→ Element and coordinate records:
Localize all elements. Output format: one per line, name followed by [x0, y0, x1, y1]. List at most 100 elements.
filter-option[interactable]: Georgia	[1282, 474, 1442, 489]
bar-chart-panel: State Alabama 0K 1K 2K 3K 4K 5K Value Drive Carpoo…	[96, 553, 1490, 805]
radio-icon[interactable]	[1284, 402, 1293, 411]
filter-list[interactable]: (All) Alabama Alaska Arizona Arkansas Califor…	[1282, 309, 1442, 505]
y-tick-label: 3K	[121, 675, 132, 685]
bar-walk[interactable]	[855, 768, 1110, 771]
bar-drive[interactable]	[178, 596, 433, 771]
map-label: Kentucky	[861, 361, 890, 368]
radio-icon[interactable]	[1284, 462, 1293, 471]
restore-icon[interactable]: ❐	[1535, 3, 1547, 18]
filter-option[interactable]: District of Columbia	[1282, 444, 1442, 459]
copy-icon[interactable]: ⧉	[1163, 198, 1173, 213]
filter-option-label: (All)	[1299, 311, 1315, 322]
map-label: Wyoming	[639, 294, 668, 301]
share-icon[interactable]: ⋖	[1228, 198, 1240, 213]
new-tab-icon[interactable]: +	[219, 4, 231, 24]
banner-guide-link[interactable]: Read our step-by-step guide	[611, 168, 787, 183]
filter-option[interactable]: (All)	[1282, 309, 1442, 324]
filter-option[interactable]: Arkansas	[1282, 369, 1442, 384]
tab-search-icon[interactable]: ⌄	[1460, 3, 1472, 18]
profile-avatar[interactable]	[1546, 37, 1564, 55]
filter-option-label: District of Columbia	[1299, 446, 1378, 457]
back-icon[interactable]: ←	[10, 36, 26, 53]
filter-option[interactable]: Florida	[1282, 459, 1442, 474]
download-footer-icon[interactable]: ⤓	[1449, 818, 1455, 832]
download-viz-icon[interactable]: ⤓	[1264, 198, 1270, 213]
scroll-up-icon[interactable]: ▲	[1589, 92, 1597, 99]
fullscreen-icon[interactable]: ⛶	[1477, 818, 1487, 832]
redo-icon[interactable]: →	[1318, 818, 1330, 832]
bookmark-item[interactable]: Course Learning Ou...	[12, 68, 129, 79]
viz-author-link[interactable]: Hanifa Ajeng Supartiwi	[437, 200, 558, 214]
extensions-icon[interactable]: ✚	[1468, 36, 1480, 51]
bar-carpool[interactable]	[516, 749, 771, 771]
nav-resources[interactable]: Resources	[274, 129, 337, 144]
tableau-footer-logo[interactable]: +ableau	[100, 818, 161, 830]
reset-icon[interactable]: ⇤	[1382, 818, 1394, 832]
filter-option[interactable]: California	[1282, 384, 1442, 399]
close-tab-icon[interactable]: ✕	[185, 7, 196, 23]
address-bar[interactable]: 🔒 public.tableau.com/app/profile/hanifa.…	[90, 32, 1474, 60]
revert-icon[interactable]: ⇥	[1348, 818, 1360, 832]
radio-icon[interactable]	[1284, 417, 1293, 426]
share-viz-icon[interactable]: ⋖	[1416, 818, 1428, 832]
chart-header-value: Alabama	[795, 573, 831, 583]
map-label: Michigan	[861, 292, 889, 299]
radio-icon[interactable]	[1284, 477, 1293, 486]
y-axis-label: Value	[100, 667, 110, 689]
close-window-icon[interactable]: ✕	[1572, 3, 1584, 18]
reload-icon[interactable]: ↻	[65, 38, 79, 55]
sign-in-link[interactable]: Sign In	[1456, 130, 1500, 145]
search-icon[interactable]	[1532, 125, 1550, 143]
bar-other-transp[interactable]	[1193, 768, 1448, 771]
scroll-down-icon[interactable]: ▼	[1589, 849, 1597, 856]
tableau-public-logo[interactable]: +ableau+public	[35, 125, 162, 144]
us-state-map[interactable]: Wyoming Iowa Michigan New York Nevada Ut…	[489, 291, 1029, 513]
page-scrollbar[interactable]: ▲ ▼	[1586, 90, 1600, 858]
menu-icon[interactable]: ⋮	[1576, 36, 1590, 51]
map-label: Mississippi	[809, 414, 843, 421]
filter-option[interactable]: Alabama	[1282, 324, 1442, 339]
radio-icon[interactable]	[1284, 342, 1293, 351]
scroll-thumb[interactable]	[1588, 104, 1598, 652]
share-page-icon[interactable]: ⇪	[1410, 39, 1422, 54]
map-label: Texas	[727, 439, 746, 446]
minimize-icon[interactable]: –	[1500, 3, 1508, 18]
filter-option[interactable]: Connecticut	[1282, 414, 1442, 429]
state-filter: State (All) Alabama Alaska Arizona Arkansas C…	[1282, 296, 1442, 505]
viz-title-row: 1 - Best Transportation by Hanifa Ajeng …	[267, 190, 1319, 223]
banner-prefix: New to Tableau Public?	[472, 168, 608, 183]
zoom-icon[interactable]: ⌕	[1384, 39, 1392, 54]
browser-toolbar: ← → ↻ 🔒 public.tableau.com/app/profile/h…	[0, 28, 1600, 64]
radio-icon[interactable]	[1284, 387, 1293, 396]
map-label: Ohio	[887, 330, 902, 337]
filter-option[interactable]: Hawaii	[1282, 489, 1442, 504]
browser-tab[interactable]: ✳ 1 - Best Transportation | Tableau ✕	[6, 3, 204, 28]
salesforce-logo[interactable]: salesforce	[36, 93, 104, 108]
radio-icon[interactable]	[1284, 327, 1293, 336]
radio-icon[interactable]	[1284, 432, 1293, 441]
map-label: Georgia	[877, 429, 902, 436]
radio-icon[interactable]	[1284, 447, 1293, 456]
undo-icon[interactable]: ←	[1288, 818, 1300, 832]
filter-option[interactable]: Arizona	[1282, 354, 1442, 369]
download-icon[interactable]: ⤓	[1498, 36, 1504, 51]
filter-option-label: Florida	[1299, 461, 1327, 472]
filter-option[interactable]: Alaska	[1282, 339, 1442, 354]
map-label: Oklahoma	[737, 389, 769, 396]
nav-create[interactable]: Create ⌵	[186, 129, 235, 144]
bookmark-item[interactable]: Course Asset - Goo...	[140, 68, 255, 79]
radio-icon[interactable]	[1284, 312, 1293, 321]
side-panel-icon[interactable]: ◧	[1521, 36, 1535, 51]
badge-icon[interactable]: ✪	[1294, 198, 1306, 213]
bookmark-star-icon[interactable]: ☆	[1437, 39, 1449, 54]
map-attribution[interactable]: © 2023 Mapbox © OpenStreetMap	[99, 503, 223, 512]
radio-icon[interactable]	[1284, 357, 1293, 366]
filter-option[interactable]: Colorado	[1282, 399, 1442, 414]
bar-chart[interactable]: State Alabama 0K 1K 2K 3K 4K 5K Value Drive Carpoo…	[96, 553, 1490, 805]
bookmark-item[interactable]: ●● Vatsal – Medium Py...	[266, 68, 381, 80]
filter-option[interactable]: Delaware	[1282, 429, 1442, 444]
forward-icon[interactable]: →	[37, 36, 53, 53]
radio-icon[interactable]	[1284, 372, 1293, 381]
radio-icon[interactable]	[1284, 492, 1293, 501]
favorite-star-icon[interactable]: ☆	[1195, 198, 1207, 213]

→ CHALLENGE:
Output the entries above again line for line, with no changes.

→ SOLUTION FOR THIS PROBLEM:
Localize all elements. Output format: one per line, name followed by [x0, y0, x1, y1]. List at most 100 elements.
filter-option[interactable]: Georgia	[1282, 474, 1442, 489]
bar-chart-panel: State Alabama 0K 1K 2K 3K 4K 5K Value Drive Carpoo…	[96, 553, 1490, 805]
radio-icon[interactable]	[1284, 402, 1293, 411]
filter-list[interactable]: (All) Alabama Alaska Arizona Arkansas Califor…	[1282, 309, 1442, 505]
y-tick-label: 3K	[121, 675, 132, 685]
bar-walk[interactable]	[855, 768, 1110, 771]
bar-drive[interactable]	[178, 596, 433, 771]
map-label: Kentucky	[861, 361, 890, 368]
radio-icon[interactable]	[1284, 462, 1293, 471]
restore-icon[interactable]: ❐	[1535, 3, 1547, 18]
filter-option[interactable]: District of Columbia	[1282, 444, 1442, 459]
copy-icon[interactable]: ⧉	[1163, 198, 1173, 213]
filter-option-label: (All)	[1299, 311, 1315, 322]
map-label: Wyoming	[639, 294, 668, 301]
share-icon[interactable]: ⋖	[1228, 198, 1240, 213]
new-tab-icon[interactable]: +	[219, 4, 231, 24]
banner-guide-link[interactable]: Read our step-by-step guide	[611, 168, 787, 183]
filter-option[interactable]: (All)	[1282, 309, 1442, 324]
filter-option[interactable]: Arkansas	[1282, 369, 1442, 384]
tab-search-icon[interactable]: ⌄	[1460, 3, 1472, 18]
profile-avatar[interactable]	[1546, 37, 1564, 55]
filter-option-label: District of Columbia	[1299, 446, 1378, 457]
back-icon[interactable]: ←	[10, 36, 26, 53]
filter-option[interactable]: Florida	[1282, 459, 1442, 474]
download-footer-icon[interactable]: ⤓	[1449, 818, 1455, 832]
download-viz-icon[interactable]: ⤓	[1264, 198, 1270, 213]
scroll-up-icon[interactable]: ▲	[1589, 92, 1597, 99]
fullscreen-icon[interactable]: ⛶	[1477, 818, 1487, 832]
redo-icon[interactable]: →	[1318, 818, 1330, 832]
bookmark-item[interactable]: Course Learning Ou...	[12, 68, 129, 79]
viz-author-link[interactable]: Hanifa Ajeng Supartiwi	[437, 200, 558, 214]
extensions-icon[interactable]: ✚	[1468, 36, 1480, 51]
bar-carpool[interactable]	[516, 749, 771, 771]
nav-resources[interactable]: Resources	[274, 129, 337, 144]
tableau-footer-logo[interactable]: +ableau	[100, 818, 161, 830]
reset-icon[interactable]: ⇤	[1382, 818, 1394, 832]
filter-option[interactable]: California	[1282, 384, 1442, 399]
close-tab-icon[interactable]: ✕	[185, 7, 196, 23]
address-bar[interactable]: 🔒 public.tableau.com/app/profile/hanifa.…	[90, 32, 1474, 60]
revert-icon[interactable]: ⇥	[1348, 818, 1360, 832]
radio-icon[interactable]	[1284, 417, 1293, 426]
share-viz-icon[interactable]: ⋖	[1416, 818, 1428, 832]
chart-header-value: Alabama	[795, 573, 831, 583]
map-label: Michigan	[861, 292, 889, 299]
radio-icon[interactable]	[1284, 477, 1293, 486]
y-axis-label: Value	[100, 667, 110, 689]
close-window-icon[interactable]: ✕	[1572, 3, 1584, 18]
reload-icon[interactable]: ↻	[65, 38, 79, 55]
sign-in-link[interactable]: Sign In	[1456, 130, 1500, 145]
search-icon[interactable]	[1532, 125, 1550, 143]
bar-other-transp[interactable]	[1193, 768, 1448, 771]
scroll-down-icon[interactable]: ▼	[1589, 849, 1597, 856]
tableau-public-logo[interactable]: +ableau+public	[35, 125, 162, 144]
us-state-map[interactable]: Wyoming Iowa Michigan New York Nevada Ut…	[489, 291, 1029, 513]
page-scrollbar[interactable]: ▲ ▼	[1586, 90, 1600, 858]
menu-icon[interactable]: ⋮	[1576, 36, 1590, 51]
map-label: Mississippi	[809, 414, 843, 421]
filter-option[interactable]: Alabama	[1282, 324, 1442, 339]
radio-icon[interactable]	[1284, 342, 1293, 351]
scroll-thumb[interactable]	[1588, 104, 1598, 652]
share-page-icon[interactable]: ⇪	[1410, 39, 1422, 54]
map-label: Texas	[727, 439, 746, 446]
minimize-icon[interactable]: –	[1500, 3, 1508, 18]
filter-option[interactable]: Connecticut	[1282, 414, 1442, 429]
state-filter: State (All) Alabama Alaska Arizona Arkansas C…	[1282, 296, 1442, 505]
viz-title-row: 1 - Best Transportation by Hanifa Ajeng …	[267, 190, 1319, 223]
banner-prefix: New to Tableau Public?	[472, 168, 608, 183]
zoom-icon[interactable]: ⌕	[1384, 39, 1392, 54]
browser-toolbar: ← → ↻ 🔒 public.tableau.com/app/profile/h…	[0, 28, 1600, 64]
radio-icon[interactable]	[1284, 387, 1293, 396]
map-label: Ohio	[887, 330, 902, 337]
filter-option[interactable]: Hawaii	[1282, 489, 1442, 504]
browser-tab[interactable]: ✳ 1 - Best Transportation | Tableau ✕	[6, 3, 204, 28]
salesforce-logo[interactable]: salesforce	[36, 93, 104, 108]
radio-icon[interactable]	[1284, 327, 1293, 336]
radio-icon[interactable]	[1284, 432, 1293, 441]
map-label: Georgia	[877, 429, 902, 436]
radio-icon[interactable]	[1284, 447, 1293, 456]
undo-icon[interactable]: ←	[1288, 818, 1300, 832]
filter-option[interactable]: Arizona	[1282, 354, 1442, 369]
download-icon[interactable]: ⤓	[1498, 36, 1504, 51]
filter-option-label: Florida	[1299, 461, 1327, 472]
filter-option[interactable]: Alaska	[1282, 339, 1442, 354]
map-label: Oklahoma	[737, 389, 769, 396]
nav-create[interactable]: Create ⌵	[186, 129, 235, 144]
bookmark-item[interactable]: Course Asset - Goo...	[140, 68, 255, 79]
radio-icon[interactable]	[1284, 312, 1293, 321]
side-panel-icon[interactable]: ◧	[1521, 36, 1535, 51]
badge-icon[interactable]: ✪	[1294, 198, 1306, 213]
bookmark-star-icon[interactable]: ☆	[1437, 39, 1449, 54]
map-attribution[interactable]: © 2023 Mapbox © OpenStreetMap	[99, 503, 223, 512]
radio-icon[interactable]	[1284, 357, 1293, 366]
filter-option[interactable]: Colorado	[1282, 399, 1442, 414]
bar-chart[interactable]: State Alabama 0K 1K 2K 3K 4K 5K Value Drive Carpoo…	[96, 553, 1490, 805]
bookmark-item[interactable]: ●● Vatsal – Medium Py...	[266, 68, 381, 80]
filter-option[interactable]: Delaware	[1282, 429, 1442, 444]
forward-icon[interactable]: →	[37, 36, 53, 53]
radio-icon[interactable]	[1284, 372, 1293, 381]
radio-icon[interactable]	[1284, 492, 1293, 501]
favorite-star-icon[interactable]: ☆	[1195, 198, 1207, 213]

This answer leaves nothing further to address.